Data listing:
-- BEGIN --

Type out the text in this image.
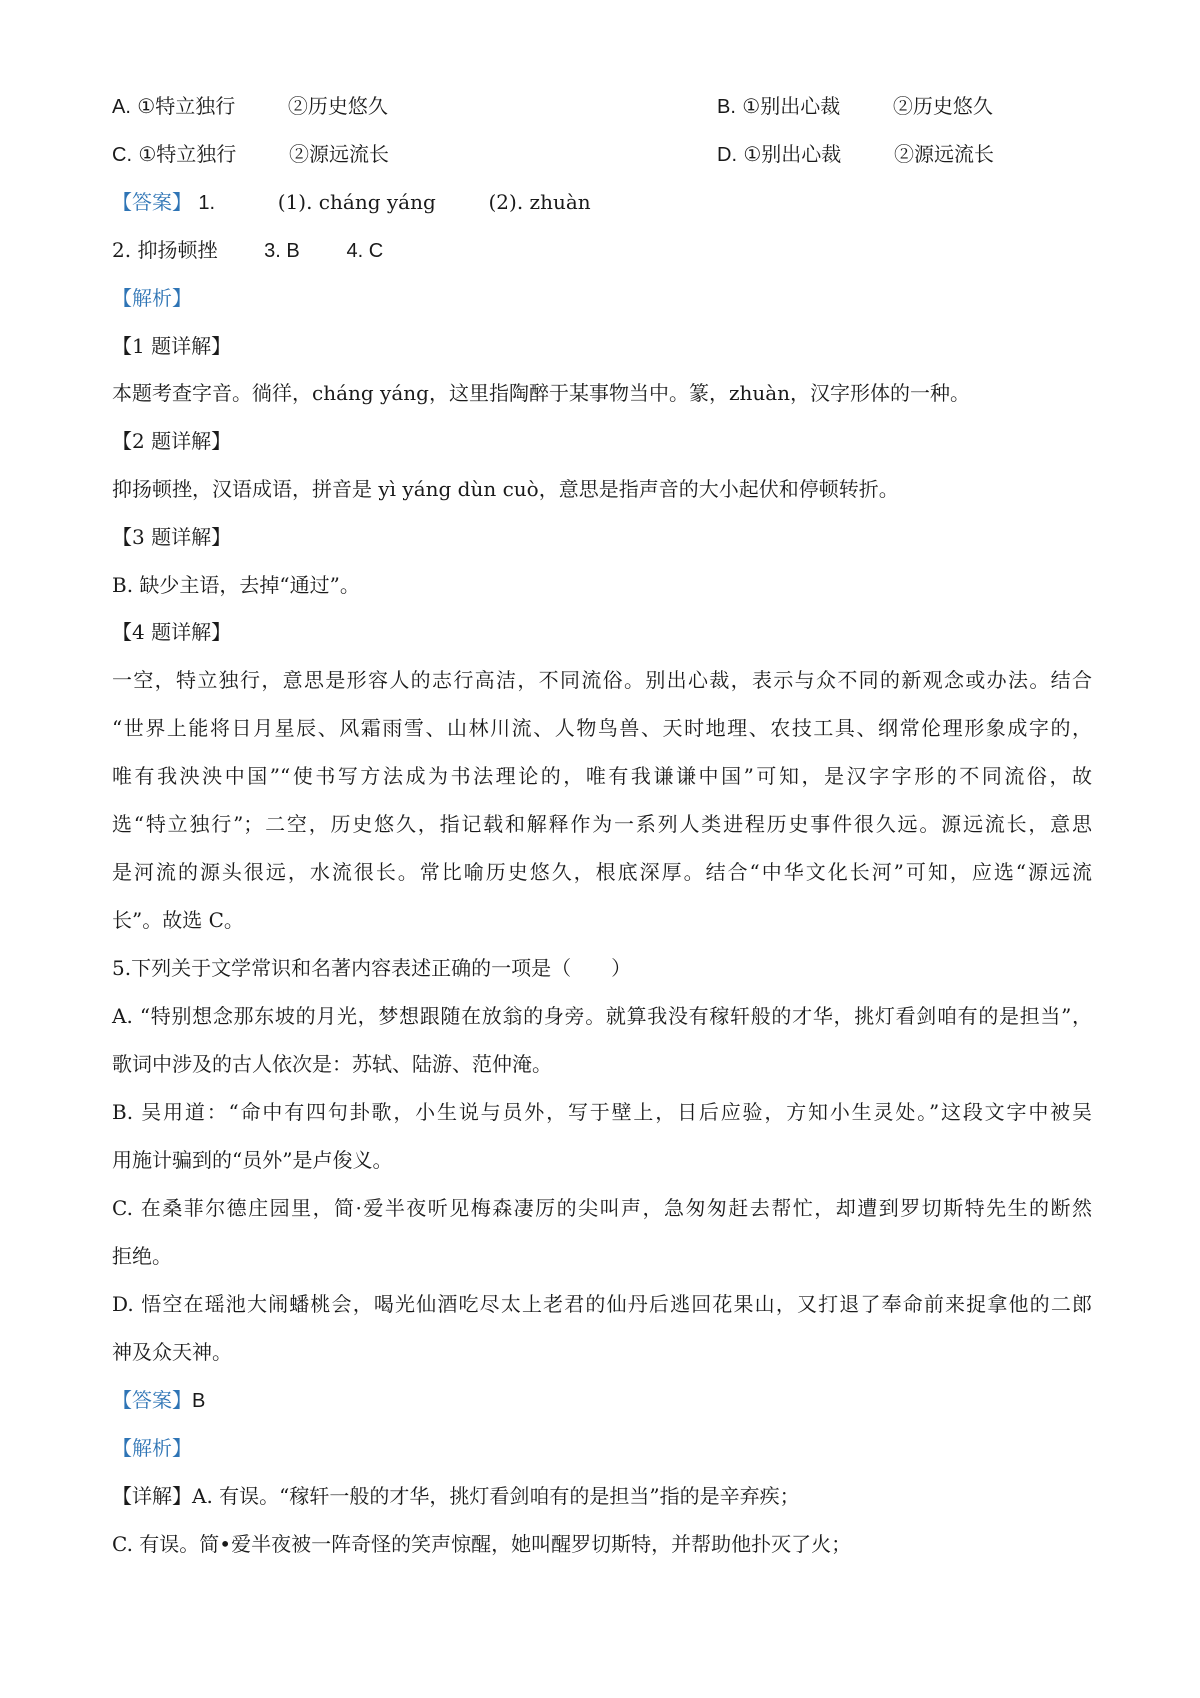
A. ①特立独行	②历史悠久	B. ①别出心裁	②历史悠久
C. ①特立独行	②源远流长	D. ①别出心裁	②源远流长
【答案】 1.	(1). cháng yáng	(2). zhuàn
2. 抑扬顿挫 3. B 4. C
【解析】
【1 题详解】
本题考查字音。徜徉，cháng yáng，这里指陶醉于某事物当中。篆，zhuàn，汉字形体的一种。
【2 题详解】
抑扬顿挫，汉语成语，拼音是 yì yáng dùn cuò，意思是指声音的大小起伏和停顿转折。
【3 题详解】
B. 缺少主语，去掉“通过”。
【4 题详解】
一空，特立独行，意思是形容人的志行高洁，不同流俗。别出心裁，表示与众不同的新观念或办法。结合
“世界上能将日月星辰、风霜雨雪、山林川流、人物鸟兽、天时地理、农技工具、纲常伦理形象成字的，
唯有我泱泱中国”“使书写方法成为书法理论的，唯有我谦谦中国”可知，是汉字字形的不同流俗，故
选“特立独行”；二空，历史悠久，指记载和解释作为一系列人类进程历史事件很久远。源远流长，意思
是河流的源头很远，水流很长。常比喻历史悠久，根底深厚。结合“中华文化长河”可知，应选“源远流
长”。故选 C。
5.下列关于文学常识和名著内容表述正确的一项是（　　）
A. “特别想念那东坡的月光，梦想跟随在放翁的身旁。就算我没有稼轩般的才华，挑灯看剑咱有的是担当”，
歌词中涉及的古人依次是：苏轼、陆游、范仲淹。
B. 吴用道：“命中有四句卦歌，小生说与员外，写于壁上，日后应验，方知小生灵处。”这段文字中被吴
用施计骗到的“员外”是卢俊义。
C. 在桑菲尔德庄园里，简·爱半夜听见梅森凄厉的尖叫声，急匆匆赶去帮忙，却遭到罗切斯特先生的断然
拒绝。
D. 悟空在瑶池大闹蟠桃会，喝光仙酒吃尽太上老君的仙丹后逃回花果山，又打退了奉命前来捉拿他的二郎
神及众天神。
【答案】B
【解析】
【详解】A. 有误。“稼轩一般的才华，挑灯看剑咱有的是担当”指的是辛弃疾；
C. 有误。简•爱半夜被一阵奇怪的笑声惊醒，她叫醒罗切斯特，并帮助他扑灭了火；
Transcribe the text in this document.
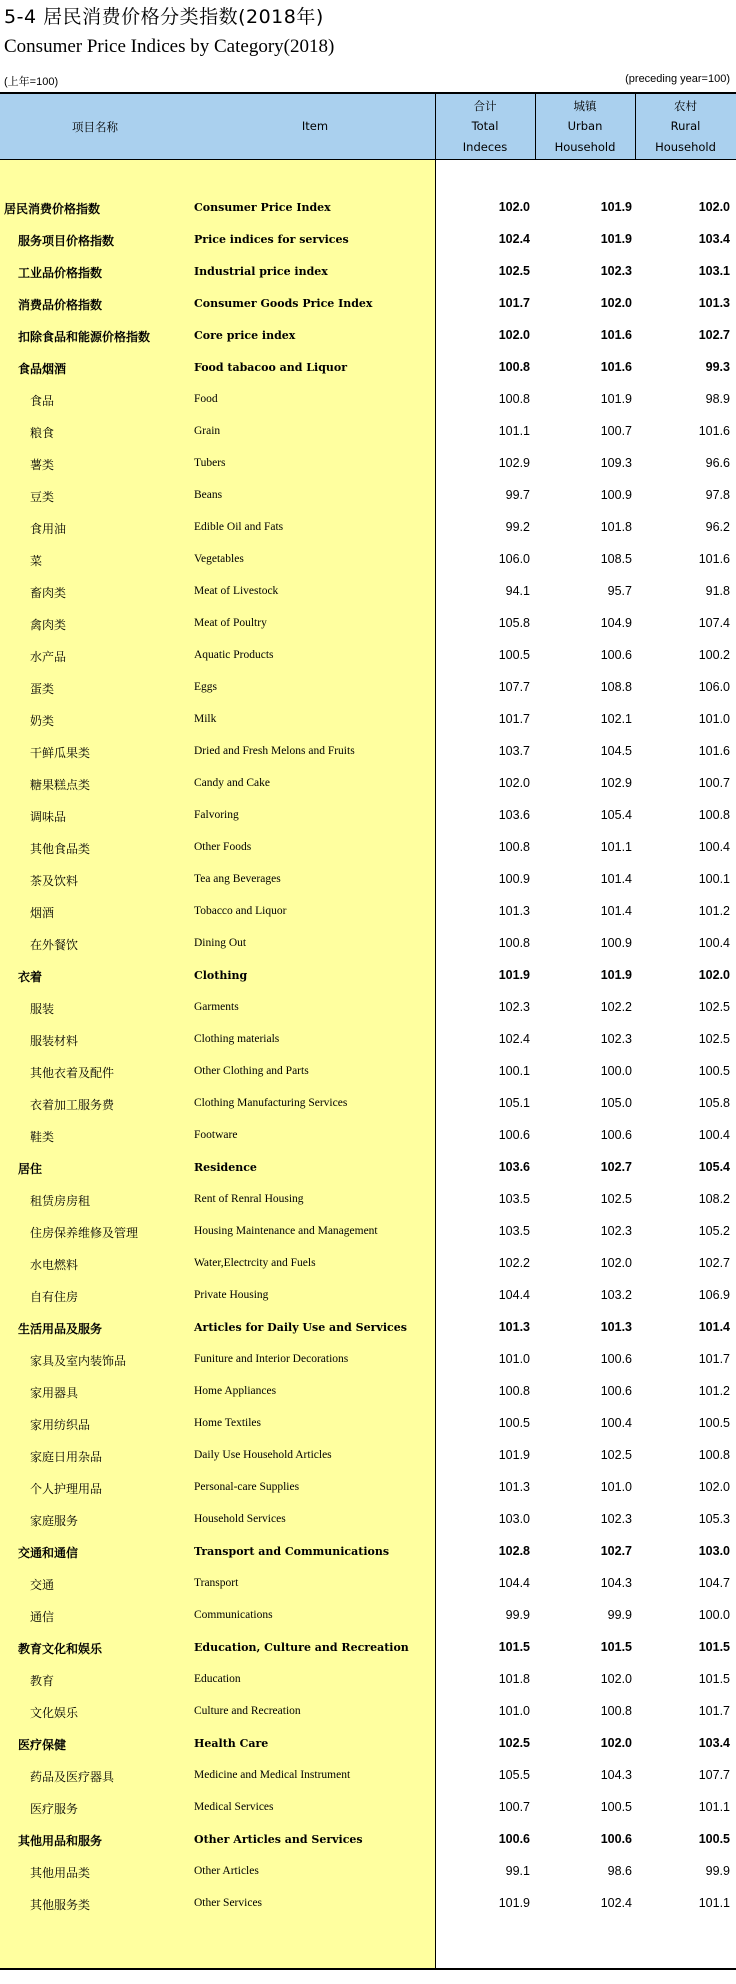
5-4 居民消费价格分类指数(2018年)
Consumer Price Indices by Category(2018)
(上年=100)	(preceding year=100)
项目名称	Item
合计
Total
Indeces
城镇
Urban
Household
农村
Rural
Household
居民消费价格指数	Consumer Price Index	102.0	101.9	102.0
服务项目价格指数	Price indices for services	102.4	101.9	103.4
工业品价格指数	Industrial price index	102.5	102.3	103.1
消费品价格指数	Consumer Goods Price Index	101.7	102.0	101.3
扣除食品和能源价格指数	Core price index	102.0	101.6	102.7
食品烟酒	Food tabacoo and Liquor	100.8	101.6	99.3
食品	Food	100.8	101.9	98.9
粮食	Grain	101.1	100.7	101.6
薯类	Tubers	102.9	109.3	96.6
豆类	Beans	99.7	100.9	97.8
食用油	Edible Oil and Fats	99.2	101.8	96.2
菜	Vegetables	106.0	108.5	101.6
畜肉类	Meat of Livestock	94.1	95.7	91.8
禽肉类	Meat of Poultry	105.8	104.9	107.4
水产品	Aquatic Products	100.5	100.6	100.2
蛋类	Eggs	107.7	108.8	106.0
奶类	Milk	101.7	102.1	101.0
干鲜瓜果类	Dried and Fresh Melons and Fruits	103.7	104.5	101.6
糖果糕点类	Candy and Cake	102.0	102.9	100.7
调味品	Falvoring	103.6	105.4	100.8
其他食品类	Other Foods	100.8	101.1	100.4
茶及饮料	Tea ang Beverages	100.9	101.4	100.1
烟酒	Tobacco and Liquor	101.3	101.4	101.2
在外餐饮	Dining Out	100.8	100.9	100.4
衣着	Clothing	101.9	101.9	102.0
服装	Garments	102.3	102.2	102.5
服装材料	Clothing materials	102.4	102.3	102.5
其他衣着及配件	Other Clothing and Parts	100.1	100.0	100.5
衣着加工服务费	Clothing Manufacturing Services	105.1	105.0	105.8
鞋类	Footware	100.6	100.6	100.4
居住	Residence	103.6	102.7	105.4
租赁房房租	Rent of Renral Housing	103.5	102.5	108.2
住房保养维修及管理	Housing Maintenance and Management	103.5	102.3	105.2
水电燃料	Water,Electrcity and Fuels	102.2	102.0	102.7
自有住房	Private Housing	104.4	103.2	106.9
生活用品及服务	Articles for Daily Use and Services	101.3	101.3	101.4
家具及室内装饰品	Funiture and Interior Decorations	101.0	100.6	101.7
家用器具	Home Appliances	100.8	100.6	101.2
家用纺织品	Home Textiles	100.5	100.4	100.5
家庭日用杂品	Daily Use Household Articles	101.9	102.5	100.8
个人护理用品	Personal-care Supplies	101.3	101.0	102.0
家庭服务	Household Services	103.0	102.3	105.3
交通和通信	Transport and Communications	102.8	102.7	103.0
交通	Transport	104.4	104.3	104.7
通信	Communications	99.9	99.9	100.0
教育文化和娱乐	Education, Culture and Recreation	101.5	101.5	101.5
教育	Education	101.8	102.0	101.5
文化娱乐	Culture and Recreation	101.0	100.8	101.7
医疗保健	Health Care	102.5	102.0	103.4
药品及医疗器具	Medicine and Medical Instrument	105.5	104.3	107.7
医疗服务	Medical Services	100.7	100.5	101.1
其他用品和服务	Other Articles and Services	100.6	100.6	100.5
其他用品类	Other Articles	99.1	98.6	99.9
其他服务类	Other Services	101.9	102.4	101.1
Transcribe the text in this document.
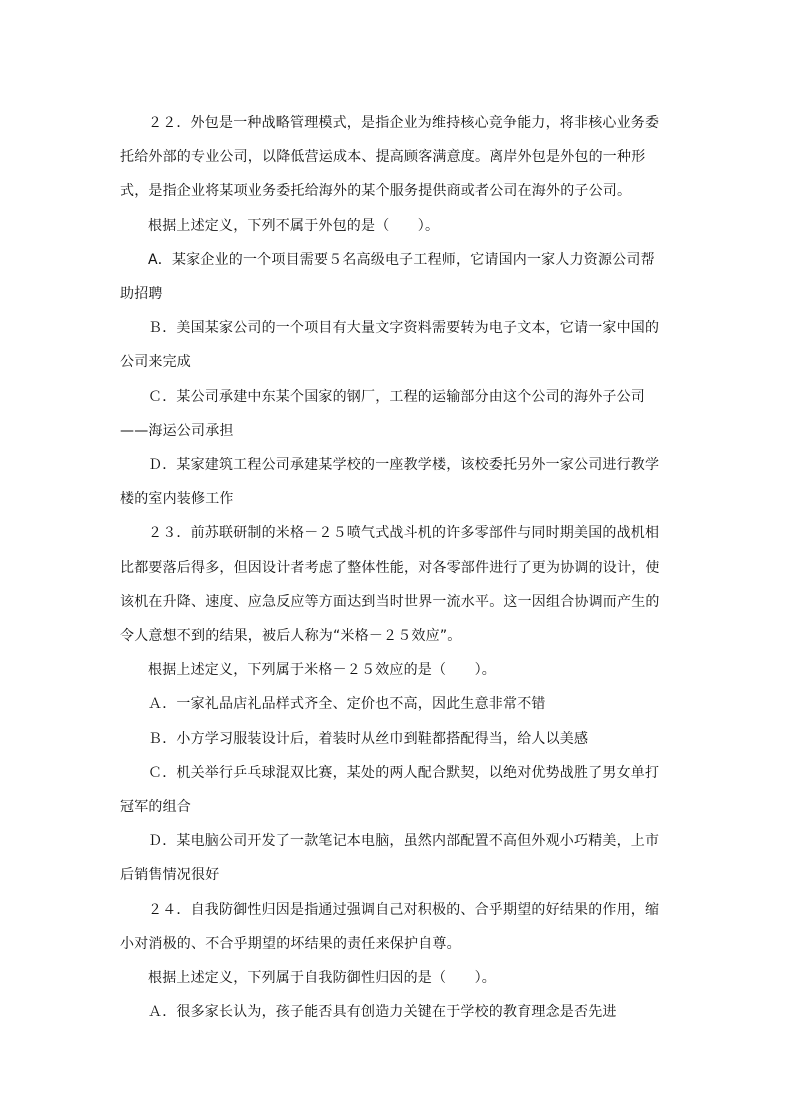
２２．外包是一种战略管理模式，是指企业为维持核心竞争能力，将非核心业务委托给外部的专业公司，以降低营运成本、提高顾客满意度。离岸外包是外包的一种形式，是指企业将某项业务委托给海外的某个服务提供商或者公司在海外的子公司。

根据上述定义，下列不属于外包的是（　　）。

A．某家企业的一个项目需要５名高级电子工程师，它请国内一家人力资源公司帮助招聘

Ｂ．美国某家公司的一个项目有大量文字资料需要转为电子文本，它请一家中国的公司来完成

Ｃ．某公司承建中东某个国家的钢厂，工程的运输部分由这个公司的海外子公司——海运公司承担

Ｄ．某家建筑工程公司承建某学校的一座教学楼，该校委托另外一家公司进行教学楼的室内装修工作

２３．前苏联研制的米格－２５喷气式战斗机的许多零部件与同时期美国的战机相比都要落后得多，但因设计者考虑了整体性能，对各零部件进行了更为协调的设计，使该机在升降、速度、应急反应等方面达到当时世界一流水平。这一因组合协调而产生的令人意想不到的结果，被后人称为“米格－２５效应”。

根据上述定义，下列属于米格－２５效应的是（　　）。

Ａ．一家礼品店礼品样式齐全、定价也不高，因此生意非常不错

Ｂ．小方学习服装设计后，着装时从丝巾到鞋都搭配得当，给人以美感

Ｃ．机关举行乒乓球混双比赛，某处的两人配合默契，以绝对优势战胜了男女单打冠军的组合

Ｄ．某电脑公司开发了一款笔记本电脑，虽然内部配置不高但外观小巧精美，上市后销售情况很好

２４．自我防御性归因是指通过强调自己对积极的、合乎期望的好结果的作用，缩小对消极的、不合乎期望的坏结果的责任来保护自尊。

根据上述定义，下列属于自我防御性归因的是（　　）。

Ａ．很多家长认为，孩子能否具有创造力关键在于学校的教育理念是否先进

-- END --

Send back the data above word for word, with the pictures left out.

Type out the text in this image.
A. ①特立独行	②历史悠久	B. ①别出心裁	②历史悠久
C. ①特立独行	②源远流长	D. ①别出心裁	②源远流长
【答案】 1.	(1). cháng yáng	(2). zhuàn
2. 抑扬顿挫 3. B 4. C
【解析】
【1 题详解】
本题考查字音。徜徉，cháng yáng，这里指陶醉于某事物当中。篆，zhuàn，汉字形体的一种。
【2 题详解】
抑扬顿挫，汉语成语，拼音是 yì yáng dùn cuò，意思是指声音的大小起伏和停顿转折。
【3 题详解】
B. 缺少主语，去掉“通过”。
【4 题详解】
一空，特立独行，意思是形容人的志行高洁，不同流俗。别出心裁，表示与众不同的新观念或办法。结合
“世界上能将日月星辰、风霜雨雪、山林川流、人物鸟兽、天时地理、农技工具、纲常伦理形象成字的，
唯有我泱泱中国”“使书写方法成为书法理论的，唯有我谦谦中国”可知，是汉字字形的不同流俗，故
选“特立独行”；二空，历史悠久，指记载和解释作为一系列人类进程历史事件很久远。源远流长，意思
是河流的源头很远，水流很长。常比喻历史悠久，根底深厚。结合“中华文化长河”可知，应选“源远流
长”。故选 C。
5.下列关于文学常识和名著内容表述正确的一项是（　　）
A. “特别想念那东坡的月光，梦想跟随在放翁的身旁。就算我没有稼轩般的才华，挑灯看剑咱有的是担当”，
歌词中涉及的古人依次是：苏轼、陆游、范仲淹。
B. 吴用道：“命中有四句卦歌，小生说与员外，写于壁上，日后应验，方知小生灵处。”这段文字中被吴
用施计骗到的“员外”是卢俊义。
C. 在桑菲尔德庄园里，简·爱半夜听见梅森凄厉的尖叫声，急匆匆赶去帮忙，却遭到罗切斯特先生的断然
拒绝。
D. 悟空在瑶池大闹蟠桃会，喝光仙酒吃尽太上老君的仙丹后逃回花果山，又打退了奉命前来捉拿他的二郎
神及众天神。
【答案】B
【解析】
【详解】A. 有误。“稼轩一般的才华，挑灯看剑咱有的是担当”指的是辛弃疾；
C. 有误。简•爱半夜被一阵奇怪的笑声惊醒，她叫醒罗切斯特，并帮助他扑灭了火；
Transcribe the text in this document.
5-4 居民消费价格分类指数(2018年)
Consumer Price Indices by Category(2018)
(上年=100)	(preceding year=100)
项目名称	Item
合计
Total
Indeces
城镇
Urban
Household
农村
Rural
Household
居民消费价格指数	Consumer Price Index	102.0	101.9	102.0
服务项目价格指数	Price indices for services	102.4	101.9	103.4
工业品价格指数	Industrial price index	102.5	102.3	103.1
消费品价格指数	Consumer Goods Price Index	101.7	102.0	101.3
扣除食品和能源价格指数	Core price index	102.0	101.6	102.7
食品烟酒	Food tabacoo and Liquor	100.8	101.6	99.3
食品	Food	100.8	101.9	98.9
粮食	Grain	101.1	100.7	101.6
薯类	Tubers	102.9	109.3	96.6
豆类	Beans	99.7	100.9	97.8
食用油	Edible Oil and Fats	99.2	101.8	96.2
菜	Vegetables	106.0	108.5	101.6
畜肉类	Meat of Livestock	94.1	95.7	91.8
禽肉类	Meat of Poultry	105.8	104.9	107.4
水产品	Aquatic Products	100.5	100.6	100.2
蛋类	Eggs	107.7	108.8	106.0
奶类	Milk	101.7	102.1	101.0
干鲜瓜果类	Dried and Fresh Melons and Fruits	103.7	104.5	101.6
糖果糕点类	Candy and Cake	102.0	102.9	100.7
调味品	Falvoring	103.6	105.4	100.8
其他食品类	Other Foods	100.8	101.1	100.4
茶及饮料	Tea ang Beverages	100.9	101.4	100.1
烟酒	Tobacco and Liquor	101.3	101.4	101.2
在外餐饮	Dining Out	100.8	100.9	100.4
衣着	Clothing	101.9	101.9	102.0
服装	Garments	102.3	102.2	102.5
服装材料	Clothing materials	102.4	102.3	102.5
其他衣着及配件	Other Clothing and Parts	100.1	100.0	100.5
衣着加工服务费	Clothing Manufacturing Services	105.1	105.0	105.8
鞋类	Footware	100.6	100.6	100.4
居住	Residence	103.6	102.7	105.4
租赁房房租	Rent of Renral Housing	103.5	102.5	108.2
住房保养维修及管理	Housing Maintenance and Management	103.5	102.3	105.2
水电燃料	Water,Electrcity and Fuels	102.2	102.0	102.7
自有住房	Private Housing	104.4	103.2	106.9
生活用品及服务	Articles for Daily Use and Services	101.3	101.3	101.4
家具及室内装饰品	Funiture and Interior Decorations	101.0	100.6	101.7
家用器具	Home Appliances	100.8	100.6	101.2
家用纺织品	Home Textiles	100.5	100.4	100.5
家庭日用杂品	Daily Use Household Articles	101.9	102.5	100.8
个人护理用品	Personal-care Supplies	101.3	101.0	102.0
家庭服务	Household Services	103.0	102.3	105.3
交通和通信	Transport and Communications	102.8	102.7	103.0
交通	Transport	104.4	104.3	104.7
通信	Communications	99.9	99.9	100.0
教育文化和娱乐	Education, Culture and Recreation	101.5	101.5	101.5
教育	Education	101.8	102.0	101.5
文化娱乐	Culture and Recreation	101.0	100.8	101.7
医疗保健	Health Care	102.5	102.0	103.4
药品及医疗器具	Medicine and Medical Instrument	105.5	104.3	107.7
医疗服务	Medical Services	100.7	100.5	101.1
其他用品和服务	Other Articles and Services	100.6	100.6	100.5
其他用品类	Other Articles	99.1	98.6	99.9
其他服务类	Other Services	101.9	102.4	101.1
Transcribe the text in this document.
２２．外包是一种战略管理模式，是指企业为维持核心竞争能力，将非核心业务委托给外部的专业公司，以降低营运成本、提高顾客满意度。离岸外包是外包的一种形式，是指企业将某项业务委托给海外的某个服务提供商或者公司在海外的子公司。

根据上述定义，下列不属于外包的是（　　）。

A．某家企业的一个项目需要５名高级电子工程师，它请国内一家人力资源公司帮助招聘

Ｂ．美国某家公司的一个项目有大量文字资料需要转为电子文本，它请一家中国的公司来完成

Ｃ．某公司承建中东某个国家的钢厂，工程的运输部分由这个公司的海外子公司——海运公司承担

Ｄ．某家建筑工程公司承建某学校的一座教学楼，该校委托另外一家公司进行教学楼的室内装修工作

２３．前苏联研制的米格－２５喷气式战斗机的许多零部件与同时期美国的战机相比都要落后得多，但因设计者考虑了整体性能，对各零部件进行了更为协调的设计，使该机在升降、速度、应急反应等方面达到当时世界一流水平。这一因组合协调而产生的令人意想不到的结果，被后人称为“米格－２５效应”。

根据上述定义，下列属于米格－２５效应的是（　　）。

Ａ．一家礼品店礼品样式齐全、定价也不高，因此生意非常不错

Ｂ．小方学习服装设计后，着装时从丝巾到鞋都搭配得当，给人以美感

Ｃ．机关举行乒乓球混双比赛，某处的两人配合默契，以绝对优势战胜了男女单打冠军的组合

Ｄ．某电脑公司开发了一款笔记本电脑，虽然内部配置不高但外观小巧精美，上市后销售情况很好

２４．自我防御性归因是指通过强调自己对积极的、合乎期望的好结果的作用，缩小对消极的、不合乎期望的坏结果的责任来保护自尊。

根据上述定义，下列属于自我防御性归因的是（　　）。

Ａ．很多家长认为，孩子能否具有创造力关键在于学校的教育理念是否先进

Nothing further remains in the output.